Na interpretację mają wpływ:
1. Fizyka interakcji dwóch elementów o różnej naturze czasu (jego zwrocie) - elementu konwencjonalnego (dla którego fizyka działa w czasie o zwrocie konwencjonalnym) i odwróconego (dla którego fizyka działa w czasie o zwrocie odwróconym).
2. Przy czym samo `czas o zwrocie odwróconym` to odniesienie do postrzegania czasu, w sposób, do jakiego jesteśmy przyzwyczajeni. Sam czas powinniśmy postrzegać jak słowo TENET - nie ma początku i końca, przyczyny i skutku. Jest połączonymi elementami mającymi na siebie wpływ, ale bez zwrotu. Samo postrzeganie czasu to paradoks.
3. Postrzeganie w czasie konwencjonalnym konwencjonalnego przedmiotu, na który miał wpływ odwrócony bohater.
4. Postrzeganie w czasie odwróconym odwróconego przedmiotu, na jaki wpływ miał konwencjonalny bohater.

◆ ◆ ◆ ◆ ◆

* _Cel 1_:
Na podstawie fragmentu tekstu o interpretacji czasu odpowiedz krótko:
(a) Do jakiego słowa należy porównać sposób postrzegania czasu?
(b) Czym jest samo postrzeganie czasu?
(c) Kto miał wpływ na odwrócony przedmiot postrzegany w czasie odwróconym?

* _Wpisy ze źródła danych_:
◆ ◆ ◆ ◆ ◆

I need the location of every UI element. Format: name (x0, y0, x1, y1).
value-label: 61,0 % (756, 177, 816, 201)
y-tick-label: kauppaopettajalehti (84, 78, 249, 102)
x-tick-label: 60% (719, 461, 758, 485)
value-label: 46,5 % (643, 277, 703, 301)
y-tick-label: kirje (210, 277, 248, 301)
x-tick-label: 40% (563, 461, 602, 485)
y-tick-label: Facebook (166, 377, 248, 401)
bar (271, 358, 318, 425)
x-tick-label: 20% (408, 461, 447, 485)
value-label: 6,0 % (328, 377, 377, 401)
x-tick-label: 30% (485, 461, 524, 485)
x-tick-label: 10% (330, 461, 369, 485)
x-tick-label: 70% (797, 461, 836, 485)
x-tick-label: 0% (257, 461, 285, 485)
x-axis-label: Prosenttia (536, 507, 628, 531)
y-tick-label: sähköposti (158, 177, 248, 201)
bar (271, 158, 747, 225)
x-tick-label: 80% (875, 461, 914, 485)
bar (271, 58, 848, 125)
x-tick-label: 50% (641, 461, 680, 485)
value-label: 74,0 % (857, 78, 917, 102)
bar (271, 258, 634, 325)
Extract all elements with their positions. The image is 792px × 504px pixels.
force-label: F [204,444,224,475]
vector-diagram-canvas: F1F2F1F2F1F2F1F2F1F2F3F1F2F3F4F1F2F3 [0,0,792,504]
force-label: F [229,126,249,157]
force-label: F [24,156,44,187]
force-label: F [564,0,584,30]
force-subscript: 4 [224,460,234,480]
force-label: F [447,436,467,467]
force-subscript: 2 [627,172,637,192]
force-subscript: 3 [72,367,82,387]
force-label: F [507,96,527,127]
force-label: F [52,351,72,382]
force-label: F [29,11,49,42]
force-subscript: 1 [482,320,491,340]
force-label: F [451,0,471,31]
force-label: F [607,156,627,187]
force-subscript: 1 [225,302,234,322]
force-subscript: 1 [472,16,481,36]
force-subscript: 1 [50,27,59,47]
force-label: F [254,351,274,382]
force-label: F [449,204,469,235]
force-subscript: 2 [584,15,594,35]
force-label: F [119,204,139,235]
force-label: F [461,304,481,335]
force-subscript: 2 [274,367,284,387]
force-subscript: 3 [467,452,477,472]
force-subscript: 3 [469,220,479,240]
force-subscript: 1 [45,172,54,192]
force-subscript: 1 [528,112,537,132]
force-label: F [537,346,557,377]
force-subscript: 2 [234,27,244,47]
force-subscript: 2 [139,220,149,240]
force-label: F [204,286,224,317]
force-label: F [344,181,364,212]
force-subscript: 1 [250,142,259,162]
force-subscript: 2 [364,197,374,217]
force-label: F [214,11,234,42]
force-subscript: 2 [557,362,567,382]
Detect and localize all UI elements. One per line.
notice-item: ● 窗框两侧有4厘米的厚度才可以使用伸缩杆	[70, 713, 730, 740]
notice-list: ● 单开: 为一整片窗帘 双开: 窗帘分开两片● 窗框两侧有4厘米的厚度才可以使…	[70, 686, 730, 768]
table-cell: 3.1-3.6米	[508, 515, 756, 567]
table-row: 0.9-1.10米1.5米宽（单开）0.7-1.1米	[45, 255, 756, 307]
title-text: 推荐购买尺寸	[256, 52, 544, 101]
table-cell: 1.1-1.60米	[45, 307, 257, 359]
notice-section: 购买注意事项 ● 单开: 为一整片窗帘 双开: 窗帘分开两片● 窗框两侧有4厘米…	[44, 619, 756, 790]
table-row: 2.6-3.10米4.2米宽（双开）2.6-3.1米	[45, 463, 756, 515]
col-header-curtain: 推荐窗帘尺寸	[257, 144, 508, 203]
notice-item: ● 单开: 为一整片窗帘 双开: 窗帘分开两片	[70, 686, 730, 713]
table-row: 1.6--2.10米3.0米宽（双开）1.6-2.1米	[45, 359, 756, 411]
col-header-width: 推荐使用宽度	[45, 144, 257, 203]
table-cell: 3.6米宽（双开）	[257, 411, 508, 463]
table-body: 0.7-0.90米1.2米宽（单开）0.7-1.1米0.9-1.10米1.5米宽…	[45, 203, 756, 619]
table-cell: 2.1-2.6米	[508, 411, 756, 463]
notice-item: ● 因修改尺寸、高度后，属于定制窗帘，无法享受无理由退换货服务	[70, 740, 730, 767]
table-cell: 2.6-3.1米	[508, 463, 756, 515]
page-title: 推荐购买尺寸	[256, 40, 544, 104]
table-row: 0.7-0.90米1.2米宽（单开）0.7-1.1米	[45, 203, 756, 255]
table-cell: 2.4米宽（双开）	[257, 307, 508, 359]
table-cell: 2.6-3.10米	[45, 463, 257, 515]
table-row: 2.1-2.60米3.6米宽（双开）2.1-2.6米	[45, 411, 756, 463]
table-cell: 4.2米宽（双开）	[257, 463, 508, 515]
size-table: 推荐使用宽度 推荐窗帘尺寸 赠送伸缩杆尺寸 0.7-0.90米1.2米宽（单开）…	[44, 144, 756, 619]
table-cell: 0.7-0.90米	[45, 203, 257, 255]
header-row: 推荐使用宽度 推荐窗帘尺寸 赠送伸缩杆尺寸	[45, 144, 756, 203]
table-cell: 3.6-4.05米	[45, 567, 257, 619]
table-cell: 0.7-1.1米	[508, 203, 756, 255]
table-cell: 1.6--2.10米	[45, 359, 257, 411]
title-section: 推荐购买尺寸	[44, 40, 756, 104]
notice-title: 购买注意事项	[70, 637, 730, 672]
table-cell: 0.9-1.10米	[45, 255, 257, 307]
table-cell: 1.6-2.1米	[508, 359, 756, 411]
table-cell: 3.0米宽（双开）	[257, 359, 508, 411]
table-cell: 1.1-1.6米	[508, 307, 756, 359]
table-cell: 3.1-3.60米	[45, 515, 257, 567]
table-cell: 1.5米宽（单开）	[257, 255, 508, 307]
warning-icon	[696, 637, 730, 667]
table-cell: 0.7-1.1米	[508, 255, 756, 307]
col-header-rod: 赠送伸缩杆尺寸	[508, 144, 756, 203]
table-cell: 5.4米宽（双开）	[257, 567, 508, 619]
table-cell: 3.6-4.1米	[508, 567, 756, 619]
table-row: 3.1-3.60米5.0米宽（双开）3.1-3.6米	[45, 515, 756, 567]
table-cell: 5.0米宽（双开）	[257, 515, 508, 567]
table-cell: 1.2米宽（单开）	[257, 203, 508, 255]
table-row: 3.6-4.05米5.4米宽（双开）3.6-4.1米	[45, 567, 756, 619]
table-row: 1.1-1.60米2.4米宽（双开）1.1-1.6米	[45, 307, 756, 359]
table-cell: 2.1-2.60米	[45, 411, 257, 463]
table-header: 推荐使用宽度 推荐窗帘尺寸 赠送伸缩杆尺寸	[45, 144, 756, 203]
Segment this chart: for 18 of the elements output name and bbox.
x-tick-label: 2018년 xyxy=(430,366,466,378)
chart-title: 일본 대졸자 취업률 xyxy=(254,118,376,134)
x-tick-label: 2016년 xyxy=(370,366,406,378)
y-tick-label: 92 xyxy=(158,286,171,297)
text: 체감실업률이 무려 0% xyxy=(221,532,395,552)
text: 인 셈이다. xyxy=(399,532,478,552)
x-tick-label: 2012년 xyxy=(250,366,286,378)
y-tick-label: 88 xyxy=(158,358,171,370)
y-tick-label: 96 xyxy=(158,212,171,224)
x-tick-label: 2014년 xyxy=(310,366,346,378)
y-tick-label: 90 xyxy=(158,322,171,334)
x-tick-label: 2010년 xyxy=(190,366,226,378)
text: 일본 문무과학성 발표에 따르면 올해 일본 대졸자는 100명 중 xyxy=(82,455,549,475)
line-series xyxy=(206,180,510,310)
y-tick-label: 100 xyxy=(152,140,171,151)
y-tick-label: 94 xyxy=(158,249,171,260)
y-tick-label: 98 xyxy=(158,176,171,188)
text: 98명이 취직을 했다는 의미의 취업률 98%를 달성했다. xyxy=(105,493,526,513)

◆ ◆ ◆ ◆ ◆

* _Cel 2_:
Wybierz z wpisów każdy wiersz, w którym występuje ciąg "为一整片窗帘". Uwzględnij wielkość liter.

* _Wynik ćwiczenia 1_:
(a) Do słowa TENET.
(b) Paradoksem.
(c) Konwencjonalny bohater.

* _Wynik ćwiczenia 2_:
notice-list: ● 单开: 为一整片窗帘 双开: 窗帘分开两片● 窗框两侧有4厘米的厚度才可以使…	[70, 686, 730, 768]
notice-section: 购买注意事项 ● 单开: 为一整片窗帘 双开: 窗帘分开两片● 窗框两侧有4厘米…	[44, 619, 756, 790]
notice-item: ● 单开: 为一整片窗帘 双开: 窗帘分开两片	[70, 686, 730, 713]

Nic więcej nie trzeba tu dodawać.